→ **Problem description**: Gather all lines in the entries that include the word "JSON".

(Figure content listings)
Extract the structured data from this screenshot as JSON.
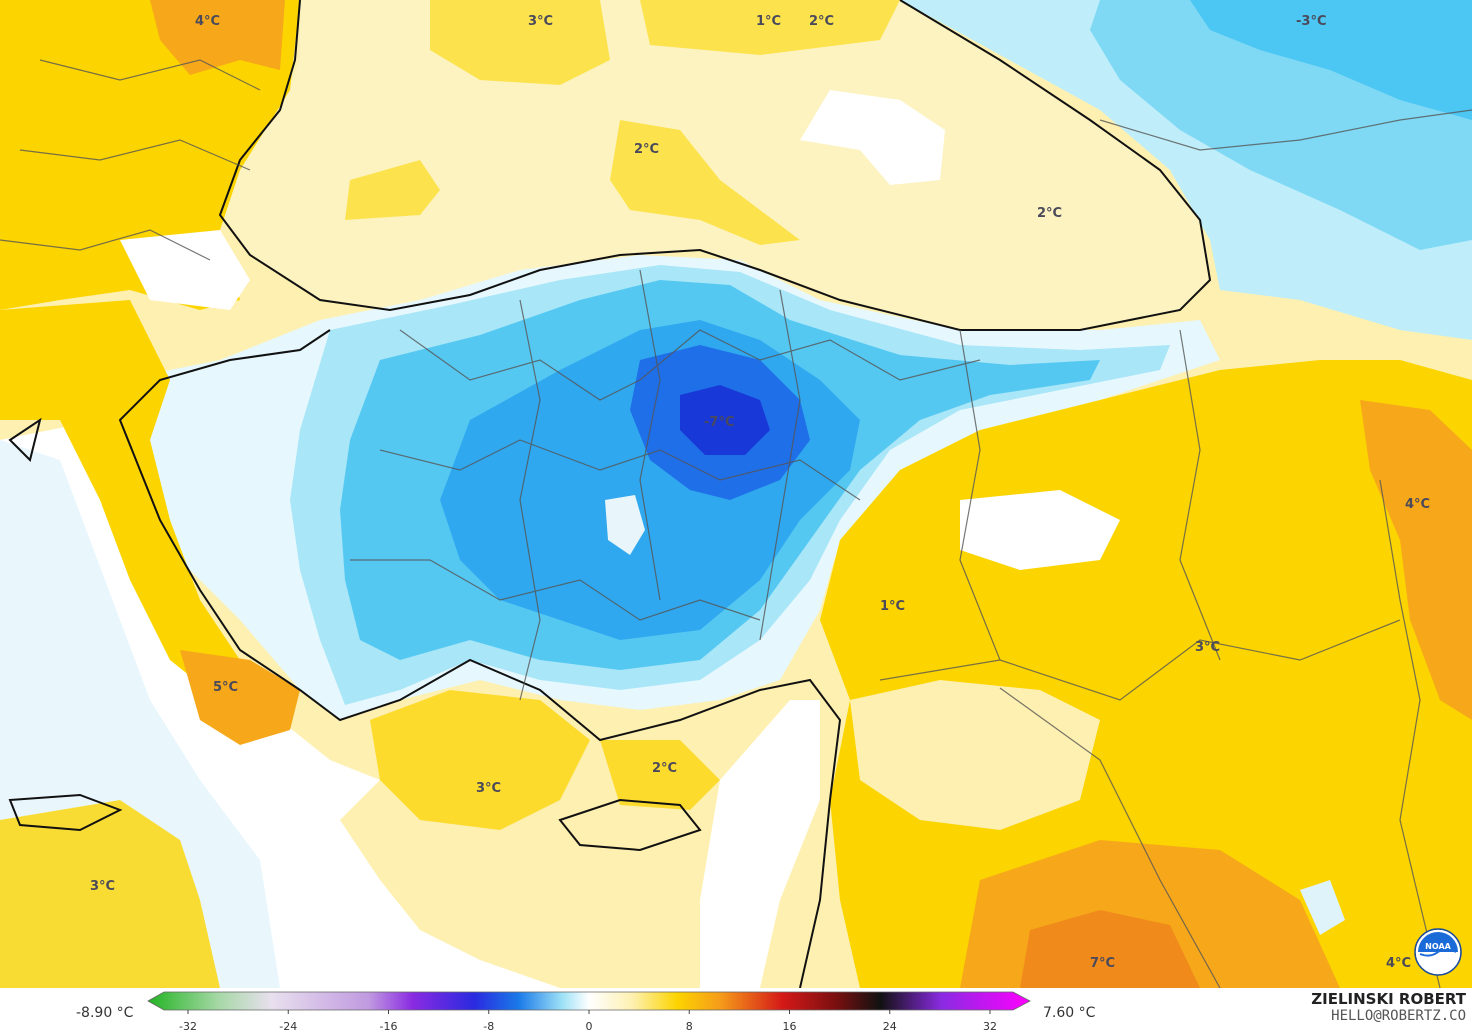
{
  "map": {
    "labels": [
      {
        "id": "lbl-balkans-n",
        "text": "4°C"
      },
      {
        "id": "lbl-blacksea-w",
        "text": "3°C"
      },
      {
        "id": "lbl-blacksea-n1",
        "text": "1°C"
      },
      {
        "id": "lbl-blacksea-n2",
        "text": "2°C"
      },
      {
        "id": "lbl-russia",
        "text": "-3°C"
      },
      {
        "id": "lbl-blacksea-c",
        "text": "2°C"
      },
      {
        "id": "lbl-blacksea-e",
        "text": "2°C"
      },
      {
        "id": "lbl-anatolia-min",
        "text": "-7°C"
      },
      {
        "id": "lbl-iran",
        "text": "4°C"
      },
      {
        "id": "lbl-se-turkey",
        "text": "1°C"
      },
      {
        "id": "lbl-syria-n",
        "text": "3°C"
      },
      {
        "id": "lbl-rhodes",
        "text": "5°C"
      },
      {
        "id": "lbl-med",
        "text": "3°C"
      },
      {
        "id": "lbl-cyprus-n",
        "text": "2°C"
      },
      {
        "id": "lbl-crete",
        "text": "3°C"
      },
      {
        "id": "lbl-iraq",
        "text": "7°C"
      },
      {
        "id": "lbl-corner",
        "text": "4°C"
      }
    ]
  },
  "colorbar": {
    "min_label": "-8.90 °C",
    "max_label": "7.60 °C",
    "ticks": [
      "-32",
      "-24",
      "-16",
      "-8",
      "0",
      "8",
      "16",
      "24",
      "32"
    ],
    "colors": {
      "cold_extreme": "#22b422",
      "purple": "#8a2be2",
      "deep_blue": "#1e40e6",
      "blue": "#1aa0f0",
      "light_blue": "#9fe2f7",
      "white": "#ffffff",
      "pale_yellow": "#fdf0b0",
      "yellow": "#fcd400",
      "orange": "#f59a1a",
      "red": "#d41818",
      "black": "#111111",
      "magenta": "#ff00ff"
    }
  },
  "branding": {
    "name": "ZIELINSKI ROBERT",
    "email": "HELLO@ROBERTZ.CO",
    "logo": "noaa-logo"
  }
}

--

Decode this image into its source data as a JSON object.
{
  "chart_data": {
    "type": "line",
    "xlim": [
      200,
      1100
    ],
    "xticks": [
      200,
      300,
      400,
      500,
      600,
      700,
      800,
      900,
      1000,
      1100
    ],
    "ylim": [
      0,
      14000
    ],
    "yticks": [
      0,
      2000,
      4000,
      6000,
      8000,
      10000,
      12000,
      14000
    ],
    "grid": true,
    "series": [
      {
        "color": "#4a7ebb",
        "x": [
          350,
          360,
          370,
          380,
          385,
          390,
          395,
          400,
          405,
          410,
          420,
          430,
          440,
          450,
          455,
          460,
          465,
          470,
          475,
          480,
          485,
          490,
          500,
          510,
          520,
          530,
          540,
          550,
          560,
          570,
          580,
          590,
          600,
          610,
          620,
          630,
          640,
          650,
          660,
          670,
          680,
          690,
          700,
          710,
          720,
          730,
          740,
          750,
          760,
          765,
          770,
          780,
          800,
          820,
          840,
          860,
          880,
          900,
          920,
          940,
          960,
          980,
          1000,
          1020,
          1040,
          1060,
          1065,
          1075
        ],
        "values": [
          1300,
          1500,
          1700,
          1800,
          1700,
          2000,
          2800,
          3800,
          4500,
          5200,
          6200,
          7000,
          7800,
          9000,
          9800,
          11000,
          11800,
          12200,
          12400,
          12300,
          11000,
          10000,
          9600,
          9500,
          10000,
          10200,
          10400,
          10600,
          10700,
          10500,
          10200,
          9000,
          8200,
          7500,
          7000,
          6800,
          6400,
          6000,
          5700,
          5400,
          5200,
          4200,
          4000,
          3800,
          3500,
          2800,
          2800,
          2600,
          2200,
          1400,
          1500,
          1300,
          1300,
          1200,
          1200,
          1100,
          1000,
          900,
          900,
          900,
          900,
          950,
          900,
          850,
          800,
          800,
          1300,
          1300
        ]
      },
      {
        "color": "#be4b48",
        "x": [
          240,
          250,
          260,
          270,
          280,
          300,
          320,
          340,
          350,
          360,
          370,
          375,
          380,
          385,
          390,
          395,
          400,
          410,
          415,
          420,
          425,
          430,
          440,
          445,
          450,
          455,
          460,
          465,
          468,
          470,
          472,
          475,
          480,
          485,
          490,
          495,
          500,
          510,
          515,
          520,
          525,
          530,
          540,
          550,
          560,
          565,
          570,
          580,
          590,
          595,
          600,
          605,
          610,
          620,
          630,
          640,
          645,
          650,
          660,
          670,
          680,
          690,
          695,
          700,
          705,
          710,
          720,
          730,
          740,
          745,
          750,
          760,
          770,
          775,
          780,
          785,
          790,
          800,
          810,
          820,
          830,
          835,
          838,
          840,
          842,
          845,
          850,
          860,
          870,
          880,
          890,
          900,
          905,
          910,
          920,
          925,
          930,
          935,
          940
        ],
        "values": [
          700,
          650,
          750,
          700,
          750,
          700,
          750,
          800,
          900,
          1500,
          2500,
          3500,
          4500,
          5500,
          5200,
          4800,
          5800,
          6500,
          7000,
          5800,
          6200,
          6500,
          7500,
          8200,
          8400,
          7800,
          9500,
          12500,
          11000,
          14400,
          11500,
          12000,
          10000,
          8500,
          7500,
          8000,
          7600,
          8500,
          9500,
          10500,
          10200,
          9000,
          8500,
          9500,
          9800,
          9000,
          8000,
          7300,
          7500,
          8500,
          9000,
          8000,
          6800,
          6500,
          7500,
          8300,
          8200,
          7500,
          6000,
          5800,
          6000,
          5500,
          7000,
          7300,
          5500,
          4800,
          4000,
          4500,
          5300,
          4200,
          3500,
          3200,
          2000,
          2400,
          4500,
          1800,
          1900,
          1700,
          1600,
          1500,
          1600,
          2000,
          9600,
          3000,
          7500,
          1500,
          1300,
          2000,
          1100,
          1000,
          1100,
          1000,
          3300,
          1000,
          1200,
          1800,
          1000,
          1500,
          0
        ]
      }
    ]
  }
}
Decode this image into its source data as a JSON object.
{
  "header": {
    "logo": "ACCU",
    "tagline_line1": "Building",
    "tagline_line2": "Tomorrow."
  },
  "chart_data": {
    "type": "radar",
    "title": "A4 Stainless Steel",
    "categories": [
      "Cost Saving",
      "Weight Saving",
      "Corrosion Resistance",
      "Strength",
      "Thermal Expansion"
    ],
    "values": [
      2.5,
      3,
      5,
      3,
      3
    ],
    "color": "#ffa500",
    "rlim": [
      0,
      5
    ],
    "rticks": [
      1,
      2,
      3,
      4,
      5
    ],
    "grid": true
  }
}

--

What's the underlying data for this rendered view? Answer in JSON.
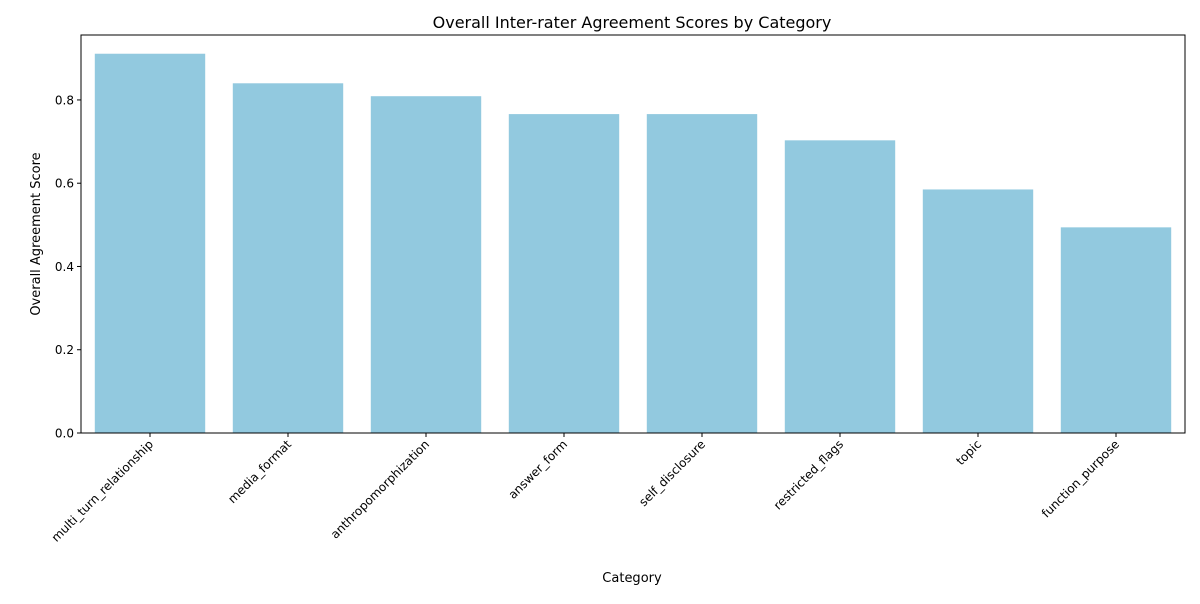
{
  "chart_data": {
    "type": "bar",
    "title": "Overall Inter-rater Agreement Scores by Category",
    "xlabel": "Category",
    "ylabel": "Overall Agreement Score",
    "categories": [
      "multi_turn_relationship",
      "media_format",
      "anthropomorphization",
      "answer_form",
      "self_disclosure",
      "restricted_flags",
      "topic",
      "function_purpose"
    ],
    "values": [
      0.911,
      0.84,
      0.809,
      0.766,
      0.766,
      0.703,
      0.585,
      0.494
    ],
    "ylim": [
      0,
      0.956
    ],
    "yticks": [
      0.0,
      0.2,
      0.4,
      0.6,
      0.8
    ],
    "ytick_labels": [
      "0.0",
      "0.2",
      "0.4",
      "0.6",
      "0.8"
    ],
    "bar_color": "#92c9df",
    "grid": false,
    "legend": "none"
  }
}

→ **Answer to the problem**:
Extract the structured data from this screenshot as JSON.
Decode this image into its source data as a JSON object.
Decode this image into its source data as a JSON object.
What's the underlying data for this rendered view? Answer in JSON.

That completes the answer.